◆ **The task**
Could you rewrite every entry below with "end elevation" changed to "end view", keeping everything else unchanged and leaving out the pictures?

◆ **Supplied material**
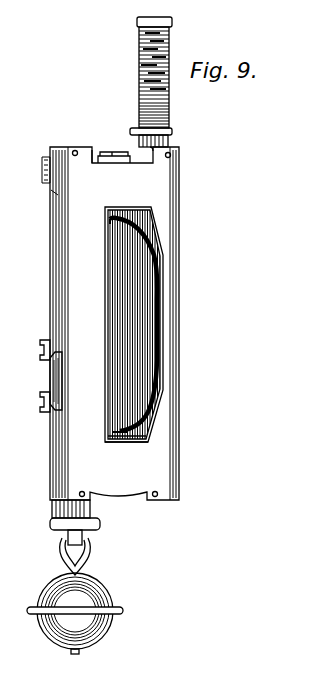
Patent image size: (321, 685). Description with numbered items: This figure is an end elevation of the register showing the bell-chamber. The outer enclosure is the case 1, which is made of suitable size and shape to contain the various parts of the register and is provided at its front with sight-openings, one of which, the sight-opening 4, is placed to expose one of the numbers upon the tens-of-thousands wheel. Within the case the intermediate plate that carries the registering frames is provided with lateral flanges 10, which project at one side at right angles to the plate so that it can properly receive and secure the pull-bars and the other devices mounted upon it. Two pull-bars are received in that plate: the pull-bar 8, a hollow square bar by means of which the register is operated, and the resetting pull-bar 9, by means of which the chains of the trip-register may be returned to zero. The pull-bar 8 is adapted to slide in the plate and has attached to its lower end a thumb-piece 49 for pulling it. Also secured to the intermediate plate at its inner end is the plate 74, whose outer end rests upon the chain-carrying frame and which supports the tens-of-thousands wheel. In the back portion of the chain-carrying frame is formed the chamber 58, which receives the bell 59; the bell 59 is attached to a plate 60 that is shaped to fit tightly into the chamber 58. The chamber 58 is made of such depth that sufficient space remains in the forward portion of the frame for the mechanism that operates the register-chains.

The case 1 is at (114, 323).
The sight-opening 4 is at (113, 171).
The pull-bar 8 is at (88, 516).
The resetting pull-bar 9 is at (170, 142).
The lateral flanges 10 is at (56, 444).
The thumb-piece 49 is at (98, 598).
The chamber 58 is at (152, 431).
The bell 59 is at (165, 318).
The plate 60 is at (160, 240).
The plate 74 is at (58, 388).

◆ **Expected output**
Patent image size: (321, 685). Description with numbered items: This figure is an end view of the register showing the bell-chamber. The outer enclosure is the case 1, which is made of suitable size and shape to contain the various parts of the register and is provided at its front with sight-openings, one of which, the sight-opening 4, is placed to expose one of the numbers upon the tens-of-thousands wheel. Within the case the intermediate plate that carries the registering frames is provided with lateral flanges 10, which project at one side at right angles to the plate so that it can properly receive and secure the pull-bars and the other devices mounted upon it. Two pull-bars are received in that plate: the pull-bar 8, a hollow square bar by means of which the register is operated, and the resetting pull-bar 9, by means of which the chains of the trip-register may be returned to zero. The pull-bar 8 is adapted to slide in the plate and has attached to its lower end a thumb-piece 49 for pulling it. Also secured to the intermediate plate at its inner end is the plate 74, whose outer end rests upon the chain-carrying frame and which supports the tens-of-thousands wheel. In the back portion of the chain-carrying frame is formed the chamber 58, which receives the bell 59; the bell 59 is attached to a plate 60 that is shaped to fit tightly into the chamber 58. The chamber 58 is made of such depth that sufficient space remains in the forward portion of the frame for the mechanism that operates the register-chains.

The case 1 is at (114, 323).
The sight-opening 4 is at (113, 171).
The pull-bar 8 is at (88, 516).
The resetting pull-bar 9 is at (170, 142).
The lateral flanges 10 is at (56, 444).
The thumb-piece 49 is at (98, 598).
The chamber 58 is at (152, 431).
The bell 59 is at (165, 318).
The plate 60 is at (160, 240).
The plate 74 is at (58, 388).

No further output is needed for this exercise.